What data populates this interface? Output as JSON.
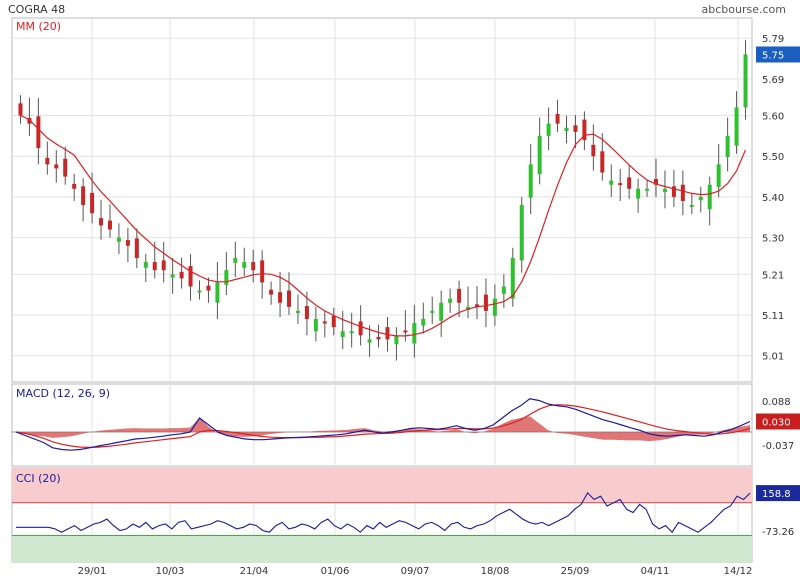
{
  "header": {
    "title": "COGRA 48",
    "source": "abcbourse.com"
  },
  "colors": {
    "up": "#2fc02f",
    "down": "#c62828",
    "ma": "#e02020",
    "macd": "#1a1aa0",
    "signal": "#e02020",
    "hist": "#d64a4a",
    "cci": "#1a1aa0",
    "cci_over": "#f8cccc",
    "cci_under": "#cfe8cf",
    "grid": "#e2e2e2"
  },
  "chart_data": [
    {
      "type": "candlestick",
      "legend": "MM (20)",
      "ylim": [
        4.96,
        5.82
      ],
      "y_ticks": [
        "5.79",
        "5.69",
        "5.60",
        "5.50",
        "5.40",
        "5.30",
        "5.21",
        "5.11",
        "5.01"
      ],
      "x_ticks": [
        "29/01",
        "10/03",
        "21/04",
        "01/06",
        "09/07",
        "18/08",
        "25/09",
        "04/11",
        "14/12"
      ],
      "last_value": "5.75",
      "close_series": [
        5.6,
        5.58,
        5.52,
        5.48,
        5.47,
        5.45,
        5.42,
        5.38,
        5.36,
        5.33,
        5.32,
        5.3,
        5.28,
        5.25,
        5.24,
        5.22,
        5.22,
        5.21,
        5.2,
        5.18,
        5.17,
        5.17,
        5.19,
        5.22,
        5.25,
        5.24,
        5.22,
        5.19,
        5.16,
        5.14,
        5.13,
        5.12,
        5.1,
        5.1,
        5.09,
        5.08,
        5.07,
        5.07,
        5.06,
        5.05,
        5.05,
        5.05,
        5.06,
        5.07,
        5.09,
        5.1,
        5.12,
        5.14,
        5.15,
        5.14,
        5.13,
        5.13,
        5.12,
        5.15,
        5.18,
        5.25,
        5.38,
        5.48,
        5.55,
        5.58,
        5.58,
        5.57,
        5.56,
        5.54,
        5.5,
        5.46,
        5.44,
        5.43,
        5.42,
        5.42,
        5.42,
        5.43,
        5.42,
        5.4,
        5.39,
        5.38,
        5.4,
        5.43,
        5.48,
        5.55,
        5.62,
        5.75
      ],
      "ma_label": "MM (20)"
    },
    {
      "type": "line",
      "legend": "MACD (12, 26, 9)",
      "ylim": [
        -0.08,
        0.12
      ],
      "y_ticks": [
        "0.088",
        "-0.037"
      ],
      "last_value": "0.030",
      "macd": [
        0.0,
        -0.01,
        -0.02,
        -0.03,
        -0.045,
        -0.05,
        -0.052,
        -0.05,
        -0.045,
        -0.04,
        -0.035,
        -0.03,
        -0.025,
        -0.02,
        -0.018,
        -0.015,
        -0.012,
        -0.008,
        -0.005,
        0.0,
        0.04,
        0.02,
        0.0,
        -0.01,
        -0.015,
        -0.02,
        -0.022,
        -0.022,
        -0.02,
        -0.018,
        -0.016,
        -0.015,
        -0.014,
        -0.012,
        -0.01,
        -0.008,
        -0.005,
        0.0,
        0.005,
        0.0,
        -0.003,
        0.0,
        0.005,
        0.01,
        0.012,
        0.01,
        0.008,
        0.012,
        0.018,
        0.01,
        0.005,
        0.01,
        0.02,
        0.04,
        0.06,
        0.075,
        0.095,
        0.09,
        0.08,
        0.075,
        0.072,
        0.065,
        0.055,
        0.045,
        0.035,
        0.028,
        0.02,
        0.012,
        0.005,
        -0.005,
        -0.01,
        -0.012,
        -0.01,
        -0.008,
        -0.01,
        -0.012,
        -0.008,
        0.0,
        0.008,
        0.018,
        0.03
      ],
      "signal": [
        0.0,
        -0.004,
        -0.01,
        -0.018,
        -0.028,
        -0.035,
        -0.04,
        -0.043,
        -0.044,
        -0.043,
        -0.041,
        -0.038,
        -0.035,
        -0.031,
        -0.028,
        -0.025,
        -0.022,
        -0.019,
        -0.016,
        -0.013,
        0.0,
        0.005,
        0.004,
        0.001,
        -0.002,
        -0.006,
        -0.01,
        -0.013,
        -0.015,
        -0.016,
        -0.016,
        -0.016,
        -0.015,
        -0.015,
        -0.014,
        -0.013,
        -0.011,
        -0.009,
        -0.006,
        -0.005,
        -0.004,
        -0.003,
        -0.001,
        0.002,
        0.004,
        0.006,
        0.007,
        0.008,
        0.01,
        0.01,
        0.009,
        0.009,
        0.011,
        0.017,
        0.025,
        0.035,
        0.05,
        0.065,
        0.075,
        0.078,
        0.077,
        0.074,
        0.069,
        0.063,
        0.057,
        0.05,
        0.043,
        0.036,
        0.029,
        0.021,
        0.014,
        0.008,
        0.004,
        0.001,
        -0.002,
        -0.005,
        -0.006,
        -0.005,
        -0.002,
        0.003,
        0.01
      ]
    },
    {
      "type": "line",
      "legend": "CCI (20)",
      "ylim": [
        -250,
        300
      ],
      "y_ticks": [
        "-73.26"
      ],
      "last_value": "158.8",
      "cci": [
        -50,
        -50,
        -50,
        -50,
        -50,
        -50,
        -60,
        -80,
        -60,
        -40,
        -70,
        -50,
        -30,
        -20,
        0,
        -40,
        -70,
        -60,
        -30,
        -50,
        -20,
        -60,
        -40,
        -30,
        -60,
        -20,
        -10,
        -60,
        -50,
        -40,
        -30,
        -10,
        -20,
        -40,
        -60,
        -50,
        -30,
        -40,
        -70,
        -80,
        -40,
        -20,
        -60,
        -50,
        -30,
        -40,
        -60,
        -20,
        0,
        -40,
        -60,
        -30,
        -50,
        -80,
        -40,
        -60,
        -20,
        -50,
        -30,
        -10,
        -20,
        -40,
        -60,
        -30,
        -20,
        -40,
        -70,
        -30,
        -20,
        -50,
        -60,
        -40,
        -30,
        -10,
        20,
        40,
        60,
        30,
        0,
        -20,
        -30,
        -20,
        -40,
        -20,
        0,
        20,
        60,
        90,
        160,
        120,
        140,
        80,
        100,
        120,
        60,
        40,
        90,
        60,
        -30,
        -60,
        -40,
        -80,
        -20,
        -40,
        -60,
        -80,
        -50,
        -20,
        20,
        60,
        80,
        140,
        120,
        158.8
      ]
    }
  ]
}
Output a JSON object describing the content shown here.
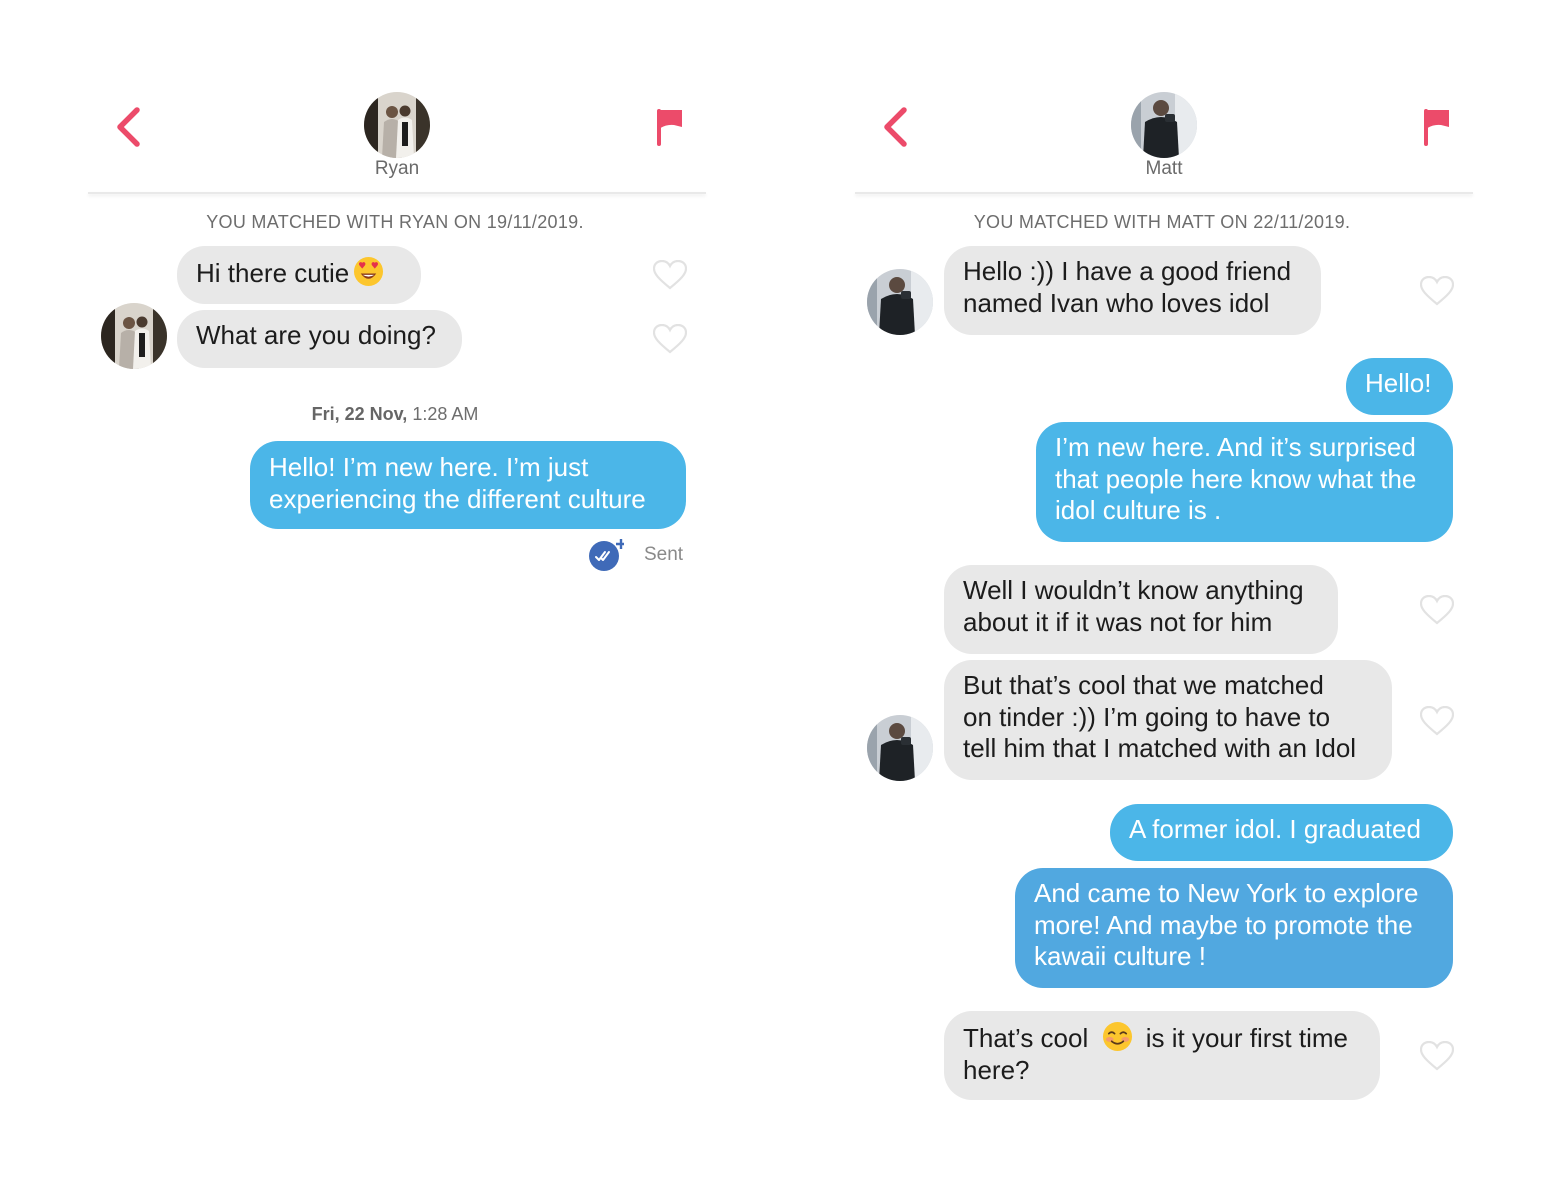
*****
◆ **Do this**
Copy the records above exactly, omitting every picture.

◆ **Full solution**
What data populates this interface? Output as JSON.
{
  "header": {
    "title": "COGRA 48",
    "source": "abcbourse.com"
  },
  "colors": {
    "up": "#2fc02f",
    "down": "#c62828",
    "ma": "#e02020",
    "macd": "#1a1aa0",
    "signal": "#e02020",
    "hist": "#d64a4a",
    "cci": "#1a1aa0",
    "cci_over": "#f8cccc",
    "cci_under": "#cfe8cf",
    "grid": "#e2e2e2"
  },
  "chart_data": [
    {
      "type": "candlestick",
      "legend": "MM (20)",
      "ylim": [
        4.96,
        5.82
      ],
      "y_ticks": [
        "5.79",
        "5.69",
        "5.60",
        "5.50",
        "5.40",
        "5.30",
        "5.21",
        "5.11",
        "5.01"
      ],
      "x_ticks": [
        "29/01",
        "10/03",
        "21/04",
        "01/06",
        "09/07",
        "18/08",
        "25/09",
        "04/11",
        "14/12"
      ],
      "last_value": "5.75",
      "close_series": [
        5.6,
        5.58,
        5.52,
        5.48,
        5.47,
        5.45,
        5.42,
        5.38,
        5.36,
        5.33,
        5.32,
        5.3,
        5.28,
        5.25,
        5.24,
        5.22,
        5.22,
        5.21,
        5.2,
        5.18,
        5.17,
        5.17,
        5.19,
        5.22,
        5.25,
        5.24,
        5.22,
        5.19,
        5.16,
        5.14,
        5.13,
        5.12,
        5.1,
        5.1,
        5.09,
        5.08,
        5.07,
        5.07,
        5.06,
        5.05,
        5.05,
        5.05,
        5.06,
        5.07,
        5.09,
        5.1,
        5.12,
        5.14,
        5.15,
        5.14,
        5.13,
        5.13,
        5.12,
        5.15,
        5.18,
        5.25,
        5.38,
        5.48,
        5.55,
        5.58,
        5.58,
        5.57,
        5.56,
        5.54,
        5.5,
        5.46,
        5.44,
        5.43,
        5.42,
        5.42,
        5.42,
        5.43,
        5.42,
        5.4,
        5.39,
        5.38,
        5.4,
        5.43,
        5.48,
        5.55,
        5.62,
        5.75
      ],
      "ma_label": "MM (20)"
    },
    {
      "type": "line",
      "legend": "MACD (12, 26, 9)",
      "ylim": [
        -0.08,
        0.12
      ],
      "y_ticks": [
        "0.088",
        "-0.037"
      ],
      "last_value": "0.030",
      "macd": [
        0.0,
        -0.01,
        -0.02,
        -0.03,
        -0.045,
        -0.05,
        -0.052,
        -0.05,
        -0.045,
        -0.04,
        -0.035,
        -0.03,
        -0.025,
        -0.02,
        -0.018,
        -0.015,
        -0.012,
        -0.008,
        -0.005,
        0.0,
        0.04,
        0.02,
        0.0,
        -0.01,
        -0.015,
        -0.02,
        -0.022,
        -0.022,
        -0.02,
        -0.018,
        -0.016,
        -0.015,
        -0.014,
        -0.012,
        -0.01,
        -0.008,
        -0.005,
        0.0,
        0.005,
        0.0,
        -0.003,
        0.0,
        0.005,
        0.01,
        0.012,
        0.01,
        0.008,
        0.012,
        0.018,
        0.01,
        0.005,
        0.01,
        0.02,
        0.04,
        0.06,
        0.075,
        0.095,
        0.09,
        0.08,
        0.075,
        0.072,
        0.065,
        0.055,
        0.045,
        0.035,
        0.028,
        0.02,
        0.012,
        0.005,
        -0.005,
        -0.01,
        -0.012,
        -0.01,
        -0.008,
        -0.01,
        -0.012,
        -0.008,
        0.0,
        0.008,
        0.018,
        0.03
      ],
      "signal": [
        0.0,
        -0.004,
        -0.01,
        -0.018,
        -0.028,
        -0.035,
        -0.04,
        -0.043,
        -0.044,
        -0.043,
        -0.041,
        -0.038,
        -0.035,
        -0.031,
        -0.028,
        -0.025,
        -0.022,
        -0.019,
        -0.016,
        -0.013,
        0.0,
        0.005,
        0.004,
        0.001,
        -0.002,
        -0.006,
        -0.01,
        -0.013,
        -0.015,
        -0.016,
        -0.016,
        -0.016,
        -0.015,
        -0.015,
        -0.014,
        -0.013,
        -0.011,
        -0.009,
        -0.006,
        -0.005,
        -0.004,
        -0.003,
        -0.001,
        0.002,
        0.004,
        0.006,
        0.007,
        0.008,
        0.01,
        0.01,
        0.009,
        0.009,
        0.011,
        0.017,
        0.025,
        0.035,
        0.05,
        0.065,
        0.075,
        0.078,
        0.077,
        0.074,
        0.069,
        0.063,
        0.057,
        0.05,
        0.043,
        0.036,
        0.029,
        0.021,
        0.014,
        0.008,
        0.004,
        0.001,
        -0.002,
        -0.005,
        -0.006,
        -0.005,
        -0.002,
        0.003,
        0.01
      ]
    },
    {
      "type": "line",
      "legend": "CCI (20)",
      "ylim": [
        -250,
        300
      ],
      "y_ticks": [
        "-73.26"
      ],
      "last_value": "158.8",
      "cci": [
        -50,
        -50,
        -50,
        -50,
        -50,
        -50,
        -60,
        -80,
        -60,
        -40,
        -70,
        -50,
        -30,
        -20,
        0,
        -40,
        -70,
        -60,
        -30,
        -50,
        -20,
        -60,
        -40,
        -30,
        -60,
        -20,
        -10,
        -60,
        -50,
        -40,
        -30,
        -10,
        -20,
        -40,
        -60,
        -50,
        -30,
        -40,
        -70,
        -80,
        -40,
        -20,
        -60,
        -50,
        -30,
        -40,
        -60,
        -20,
        0,
        -40,
        -60,
        -30,
        -50,
        -80,
        -40,
        -60,
        -20,
        -50,
        -30,
        -10,
        -20,
        -40,
        -60,
        -30,
        -20,
        -40,
        -70,
        -30,
        -20,
        -50,
        -60,
        -40,
        -30,
        -10,
        20,
        40,
        60,
        30,
        0,
        -20,
        -30,
        -20,
        -40,
        -20,
        0,
        20,
        60,
        90,
        160,
        120,
        140,
        80,
        100,
        120,
        60,
        40,
        90,
        60,
        -30,
        -60,
        -40,
        -80,
        -20,
        -40,
        -60,
        -80,
        -50,
        -20,
        20,
        60,
        80,
        140,
        120,
        158.8
      ]
    }
  ]
}
Output a JSON object describing the content shown here.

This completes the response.